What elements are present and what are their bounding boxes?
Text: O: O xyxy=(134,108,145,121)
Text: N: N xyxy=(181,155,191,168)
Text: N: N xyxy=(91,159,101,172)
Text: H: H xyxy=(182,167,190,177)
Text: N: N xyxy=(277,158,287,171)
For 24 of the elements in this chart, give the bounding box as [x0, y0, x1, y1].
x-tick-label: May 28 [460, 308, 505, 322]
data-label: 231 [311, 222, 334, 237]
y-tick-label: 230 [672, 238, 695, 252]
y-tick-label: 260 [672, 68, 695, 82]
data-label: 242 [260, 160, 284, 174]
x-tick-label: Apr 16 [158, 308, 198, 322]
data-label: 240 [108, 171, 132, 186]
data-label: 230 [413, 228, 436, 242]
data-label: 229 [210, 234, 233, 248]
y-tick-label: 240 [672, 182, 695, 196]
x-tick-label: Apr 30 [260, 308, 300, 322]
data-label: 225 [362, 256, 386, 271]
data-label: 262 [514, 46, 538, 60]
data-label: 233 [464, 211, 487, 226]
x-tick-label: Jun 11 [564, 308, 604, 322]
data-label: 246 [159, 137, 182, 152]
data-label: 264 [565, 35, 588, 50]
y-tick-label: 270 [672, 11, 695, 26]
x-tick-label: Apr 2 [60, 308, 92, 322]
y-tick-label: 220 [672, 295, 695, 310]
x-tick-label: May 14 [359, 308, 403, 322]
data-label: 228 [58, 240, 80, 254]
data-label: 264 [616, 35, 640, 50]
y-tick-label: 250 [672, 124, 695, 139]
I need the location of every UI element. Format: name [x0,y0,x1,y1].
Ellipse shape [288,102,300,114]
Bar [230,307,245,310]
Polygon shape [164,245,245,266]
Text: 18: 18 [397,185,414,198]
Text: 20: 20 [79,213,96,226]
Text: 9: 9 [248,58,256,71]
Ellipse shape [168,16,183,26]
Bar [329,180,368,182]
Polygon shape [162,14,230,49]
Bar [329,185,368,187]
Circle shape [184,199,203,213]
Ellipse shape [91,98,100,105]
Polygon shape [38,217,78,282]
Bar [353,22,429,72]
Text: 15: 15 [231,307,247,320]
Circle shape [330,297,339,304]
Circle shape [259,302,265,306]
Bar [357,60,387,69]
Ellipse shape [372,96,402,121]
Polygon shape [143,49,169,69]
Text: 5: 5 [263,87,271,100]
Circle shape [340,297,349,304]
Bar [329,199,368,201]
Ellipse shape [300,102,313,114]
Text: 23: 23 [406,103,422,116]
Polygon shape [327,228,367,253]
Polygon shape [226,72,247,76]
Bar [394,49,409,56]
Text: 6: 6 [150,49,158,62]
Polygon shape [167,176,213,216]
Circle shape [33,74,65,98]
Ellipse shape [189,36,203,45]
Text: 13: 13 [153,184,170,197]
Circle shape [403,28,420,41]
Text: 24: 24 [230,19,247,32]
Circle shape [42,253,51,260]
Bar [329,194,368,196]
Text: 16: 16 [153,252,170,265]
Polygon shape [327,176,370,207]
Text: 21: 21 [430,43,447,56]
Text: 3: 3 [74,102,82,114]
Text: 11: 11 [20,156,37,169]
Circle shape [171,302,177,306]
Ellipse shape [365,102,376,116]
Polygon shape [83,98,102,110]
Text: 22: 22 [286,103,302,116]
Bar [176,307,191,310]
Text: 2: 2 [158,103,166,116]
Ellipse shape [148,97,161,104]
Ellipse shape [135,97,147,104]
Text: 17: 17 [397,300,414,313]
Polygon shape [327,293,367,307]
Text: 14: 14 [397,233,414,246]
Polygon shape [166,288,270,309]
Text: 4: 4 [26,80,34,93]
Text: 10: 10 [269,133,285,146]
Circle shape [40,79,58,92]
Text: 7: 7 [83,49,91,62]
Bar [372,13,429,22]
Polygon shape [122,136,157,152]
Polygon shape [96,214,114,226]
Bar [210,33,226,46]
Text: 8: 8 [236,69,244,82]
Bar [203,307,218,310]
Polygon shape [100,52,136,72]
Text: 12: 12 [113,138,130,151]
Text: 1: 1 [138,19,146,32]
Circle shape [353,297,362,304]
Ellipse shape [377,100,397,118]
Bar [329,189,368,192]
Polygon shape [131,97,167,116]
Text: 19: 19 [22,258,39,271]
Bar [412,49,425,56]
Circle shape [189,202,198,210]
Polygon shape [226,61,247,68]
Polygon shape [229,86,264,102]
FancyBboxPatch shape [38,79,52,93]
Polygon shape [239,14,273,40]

▸ **Problem to solve**
Recast the entries above as a Markdown table with the columns Row and Line, giving each non-blank line its own row number.

▸ **Written reply**
| Row | Line |
|---|---|
| 1 | What elements are present and what are their bounding boxes? |
| 2 | Text: O: O xyxy=(134,108,145,121) |
| 3 | Text: N: N xyxy=(181,155,191,168) |
| 4 | Text: N: N xyxy=(91,159,101,172) |
| 5 | Text: H: H xyxy=(182,167,190,177) |
| 6 | Text: N: N xyxy=(277,158,287,171) |
| 7 | For 24 of the elements in this chart, give the bounding box as [x0, y0, x1, y1]. |
| 8 | x-tick-label: May 28 [460, 308, 505, 322] |
| 9 | data-label: 231 [311, 222, 334, 237] |
| 10 | y-tick-label: 230 [672, 238, 695, 252] |
| 11 | y-tick-label: 260 [672, 68, 695, 82] |
| 12 | data-label: 242 [260, 160, 284, 174] |
| 13 | x-tick-label: Apr 16 [158, 308, 198, 322] |
| 14 | data-label: 240 [108, 171, 132, 186] |
| 15 | data-label: 230 [413, 228, 436, 242] |
| 16 | data-label: 229 [210, 234, 233, 248] |
| 17 | y-tick-label: 240 [672, 182, 695, 196] |
| 18 | x-tick-label: Apr 30 [260, 308, 300, 322] |
| 19 | data-label: 225 [362, 256, 386, 271] |
| 20 | data-label: 262 [514, 46, 538, 60] |
| 21 | data-label: 233 [464, 211, 487, 226] |
| 22 | x-tick-label: Jun 11 [564, 308, 604, 322] |
| 23 | data-label: 246 [159, 137, 182, 152] |
| 24 | data-label: 264 [565, 35, 588, 50] |
| 25 | y-tick-label: 270 [672, 11, 695, 26] |
| 26 | x-tick-label: Apr 2 [60, 308, 92, 322] |
| 27 | y-tick-label: 220 [672, 295, 695, 310] |
| 28 | x-tick-label: May 14 [359, 308, 403, 322] |
| 29 | data-label: 228 [58, 240, 80, 254] |
| 30 | data-label: 264 [616, 35, 640, 50] |
| 31 | y-tick-label: 250 [672, 124, 695, 139] |
| 32 | I need the location of every UI element. Format: name [x0,y0,x1,y1]. |
| 33 | Ellipse shape [288,102,300,114] |
| 34 | Bar [230,307,245,310] |
| 35 | Polygon shape [164,245,245,266] |
| 36 | Text: 18: 18 [397,185,414,198] |
| 37 | Text: 20: 20 [79,213,96,226] |
| 38 | Text: 9: 9 [248,58,256,71] |
| 39 | Ellipse shape [168,16,183,26] |
| 40 | Bar [329,180,368,182] |
| 41 | Polygon shape [162,14,230,49] |
| 42 | Bar [329,185,368,187] |
| 43 | Circle shape [184,199,203,213] |
| 44 | Ellipse shape [91,98,100,105] |
| 45 | Polygon shape [38,217,78,282] |
| 46 | Bar [353,22,429,72] |
| 47 | Text: 15: 15 [231,307,247,320] |
| 48 | Circle shape [330,297,339,304] |
| 49 | Circle shape [259,302,265,306] |
| 50 | Bar [357,60,387,69] |
| 51 | Ellipse shape [372,96,402,121] |
| 52 | Polygon shape [143,49,169,69] |
| 53 | Text: 5: 5 [263,87,271,100] |
| 54 | Circle shape [340,297,349,304] |
| 55 | Bar [329,199,368,201] |
| 56 | Ellipse shape [300,102,313,114] |
| 57 | Text: 23: 23 [406,103,422,116] |
| 58 | Polygon shape [327,228,367,253] |
| 59 | Polygon shape [226,72,247,76] |
| 60 | Bar [394,49,409,56] |
| 61 | Text: 6: 6 [150,49,158,62] |
| 62 | Polygon shape [167,176,213,216] |
| 63 | Circle shape [33,74,65,98] |
| 64 | Ellipse shape [189,36,203,45] |
| 65 | Text: 13: 13 [153,184,170,197] |
| 66 | Circle shape [403,28,420,41] |
| 67 | Text: 24: 24 [230,19,247,32] |
| 68 | Circle shape [42,253,51,260] |
| 69 | Bar [329,194,368,196] |
| 70 | Text: 16: 16 [153,252,170,265] |
| 71 | Polygon shape [327,176,370,207] |
| 72 | Text: 21: 21 [430,43,447,56] |
| 73 | Text: 3: 3 [74,102,82,114] |
| 74 | Text: 11: 11 [20,156,37,169] |
| 75 | Circle shape [171,302,177,306] |
| 76 | Ellipse shape [365,102,376,116] |
| 77 | Polygon shape [83,98,102,110] |
| 78 | Text: 22: 22 [286,103,302,116] |
| 79 | Bar [176,307,191,310] |
| 80 | Text: 2: 2 [158,103,166,116] |
| 81 | Ellipse shape [148,97,161,104] |
| 82 | Ellipse shape [135,97,147,104] |
| 83 | Text: 17: 17 [397,300,414,313] |
| 84 | Polygon shape [327,293,367,307] |
| 85 | Text: 14: 14 [397,233,414,246] |
| 86 | Polygon shape [166,288,270,309] |
| 87 | Text: 4: 4 [26,80,34,93] |
| 88 | Text: 10: 10 [269,133,285,146] |
| 89 | Circle shape [40,79,58,92] |
| 90 | Text: 7: 7 [83,49,91,62] |
| 91 | Bar [372,13,429,22] |
| 92 | Polygon shape [122,136,157,152] |
| 93 | Polygon shape [96,214,114,226] |
| 94 | Bar [210,33,226,46] |
| 95 | Text: 8: 8 [236,69,244,82] |
| 96 | Bar [203,307,218,310] |
| 97 | Polygon shape [100,52,136,72] |
| 98 | Text: 12: 12 [113,138,130,151] |
| 99 | Text: 1: 1 [138,19,146,32] |
| 100 | Circle shape [353,297,362,304] |
| 101 | Ellipse shape [377,100,397,118] |
| 102 | Bar [329,189,368,192] |
| 103 | Polygon shape [131,97,167,116] |
| 104 | Text: 19: 19 [22,258,39,271] |
| 105 | Bar [412,49,425,56] |
| 106 | Circle shape [189,202,198,210] |
| 107 | Polygon shape [226,61,247,68] |
| 108 | Polygon shape [229,86,264,102] |
| 109 | FancyBboxPatch shape [38,79,52,93] |
| 110 | Polygon shape [239,14,273,40] |